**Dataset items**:
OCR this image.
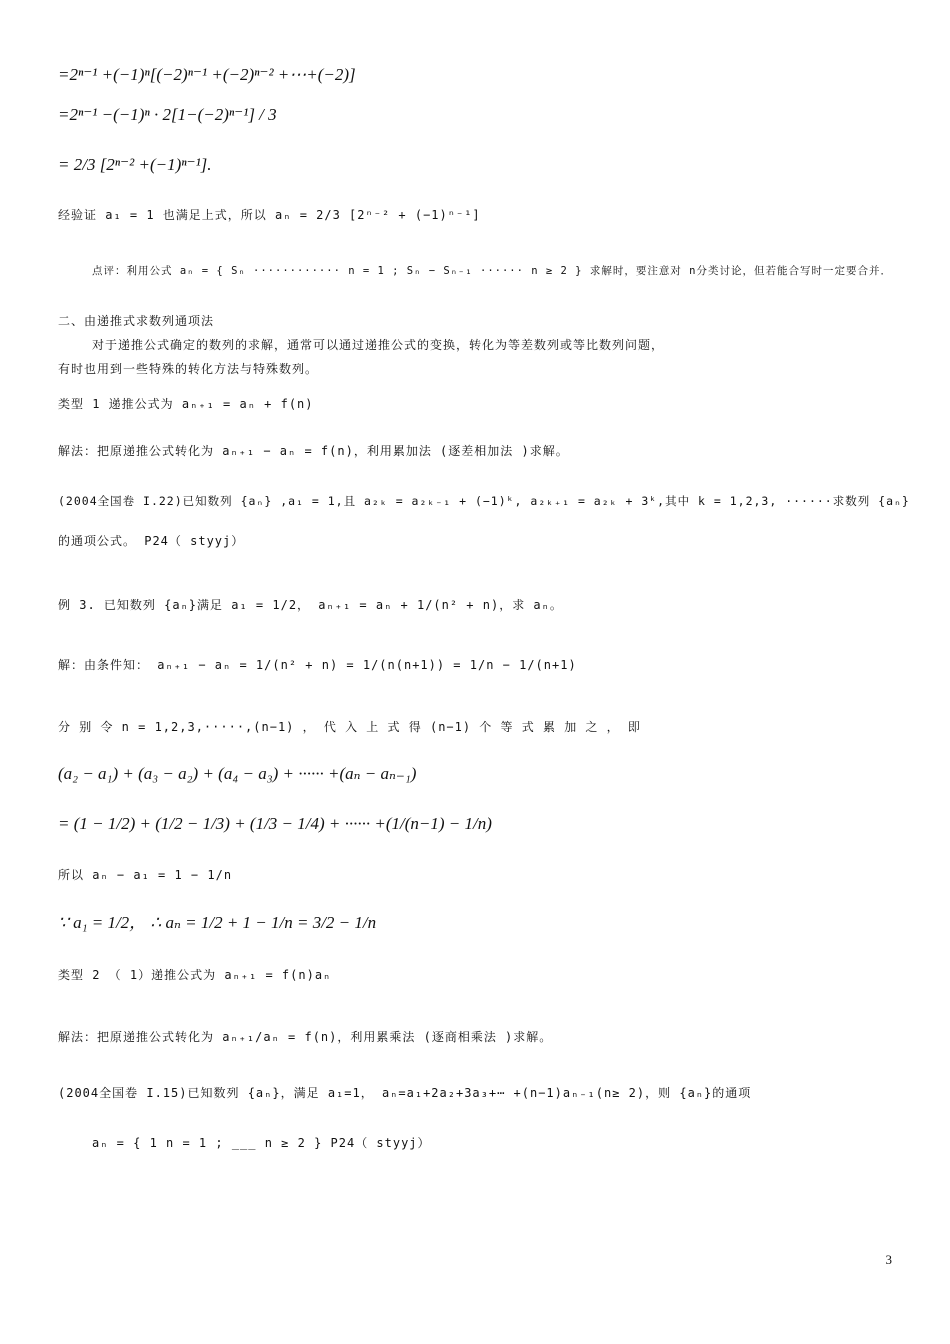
=2ⁿ⁻¹ +(−1)ⁿ[(−2)ⁿ⁻¹ +(−2)ⁿ⁻² +⋯+(−2)]
=2ⁿ⁻¹ −(−1)ⁿ · 2[1−(−2)ⁿ⁻¹] / 3
= 2/3 [2ⁿ⁻² +(−1)ⁿ⁻¹].
经验证 a₁ = 1 也满足上式，所以 aₙ = 2/3 [2ⁿ⁻² + (−1)ⁿ⁻¹]
点评：利用公式 aₙ = { Sₙ ············ n = 1 ; Sₙ − Sₙ₋₁ ······ n ≥ 2 } 求解时，要注意对 n分类讨论，但若能合写时一定要合并．
二、由递推式求数列通项法
对于递推公式确定的数列的求解，通常可以通过递推公式的变换，转化为等差数列或等比数列问题，
有时也用到一些特殊的转化方法与特殊数列。
类型 1 递推公式为 aₙ₊₁ = aₙ + f(n)
解法：把原递推公式转化为 aₙ₊₁ − aₙ = f(n)，利用累加法 (逐差相加法 )求解。
(2004全国卷 I.22)已知数列 {aₙ} ,a₁ = 1,且 a₂ₖ = a₂ₖ₋₁ + (−1)ᵏ, a₂ₖ₊₁ = a₂ₖ + 3ᵏ,其中 k = 1,2,3, ······求数列 {aₙ}
的通项公式。 P24（ styyj）
例 3. 已知数列 {aₙ}满足 a₁ = 1/2， aₙ₊₁ = aₙ + 1/(n² + n)，求 aₙ。
解：由条件知： aₙ₊₁ − aₙ = 1/(n² + n) = 1/(n(n+1)) = 1/n − 1/(n+1)
分 别 令 n = 1,2,3,·····,(n−1) ， 代 入 上 式 得 (n−1) 个 等 式 累 加 之 ， 即
(a₂ − a₁) + (a₃ − a₂) + (a₄ − a₃) + ······ +(aₙ − aₙ₋₁)
= (1 − 1/2) + (1/2 − 1/3) + (1/3 − 1/4) + ······ +(1/(n−1) − 1/n)
所以 aₙ − a₁ = 1 − 1/n
∵ a₁ = 1/2， ∴ aₙ = 1/2 + 1 − 1/n = 3/2 − 1/n
类型 2 （ 1）递推公式为 aₙ₊₁ = f(n)aₙ
解法：把原递推公式转化为 aₙ₊₁/aₙ = f(n)，利用累乘法 (逐商相乘法 )求解。
(2004全国卷 I.15)已知数列 {aₙ}，满足 a₁=1， aₙ=a₁+2a₂+3a₃+⋯ +(n−1)aₙ₋₁(n≥ 2)，则 {aₙ}的通项
aₙ = { 1 n = 1 ; ___ n ≥ 2 } P24（ styyj）
3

**TASK DETAILS**: Retype each record exactly as it stands, but do not include the pictures.

**EXERCISE RESPONSE**:
OCR this image.
=2ⁿ⁻¹ +(−1)ⁿ[(−2)ⁿ⁻¹ +(−2)ⁿ⁻² +⋯+(−2)]
=2ⁿ⁻¹ −(−1)ⁿ · 2[1−(−2)ⁿ⁻¹] / 3
= 2/3 [2ⁿ⁻² +(−1)ⁿ⁻¹].
经验证 a₁ = 1 也满足上式，所以 aₙ = 2/3 [2ⁿ⁻² + (−1)ⁿ⁻¹]
点评：利用公式 aₙ = { Sₙ ············ n = 1 ; Sₙ − Sₙ₋₁ ······ n ≥ 2 } 求解时，要注意对 n分类讨论，但若能合写时一定要合并．
二、由递推式求数列通项法
对于递推公式确定的数列的求解，通常可以通过递推公式的变换，转化为等差数列或等比数列问题，
有时也用到一些特殊的转化方法与特殊数列。
类型 1 递推公式为 aₙ₊₁ = aₙ + f(n)
解法：把原递推公式转化为 aₙ₊₁ − aₙ = f(n)，利用累加法 (逐差相加法 )求解。
(2004全国卷 I.22)已知数列 {aₙ} ,a₁ = 1,且 a₂ₖ = a₂ₖ₋₁ + (−1)ᵏ, a₂ₖ₊₁ = a₂ₖ + 3ᵏ,其中 k = 1,2,3, ······求数列 {aₙ}
的通项公式。 P24（ styyj）
例 3. 已知数列 {aₙ}满足 a₁ = 1/2， aₙ₊₁ = aₙ + 1/(n² + n)，求 aₙ。
解：由条件知： aₙ₊₁ − aₙ = 1/(n² + n) = 1/(n(n+1)) = 1/n − 1/(n+1)
分 别 令 n = 1,2,3,·····,(n−1) ， 代 入 上 式 得 (n−1) 个 等 式 累 加 之 ， 即
(a₂ − a₁) + (a₃ − a₂) + (a₄ − a₃) + ······ +(aₙ − aₙ₋₁)
= (1 − 1/2) + (1/2 − 1/3) + (1/3 − 1/4) + ······ +(1/(n−1) − 1/n)
所以 aₙ − a₁ = 1 − 1/n
∵ a₁ = 1/2， ∴ aₙ = 1/2 + 1 − 1/n = 3/2 − 1/n
类型 2 （ 1）递推公式为 aₙ₊₁ = f(n)aₙ
解法：把原递推公式转化为 aₙ₊₁/aₙ = f(n)，利用累乘法 (逐商相乘法 )求解。
(2004全国卷 I.15)已知数列 {aₙ}，满足 a₁=1， aₙ=a₁+2a₂+3a₃+⋯ +(n−1)aₙ₋₁(n≥ 2)，则 {aₙ}的通项
aₙ = { 1 n = 1 ; ___ n ≥ 2 } P24（ styyj）
3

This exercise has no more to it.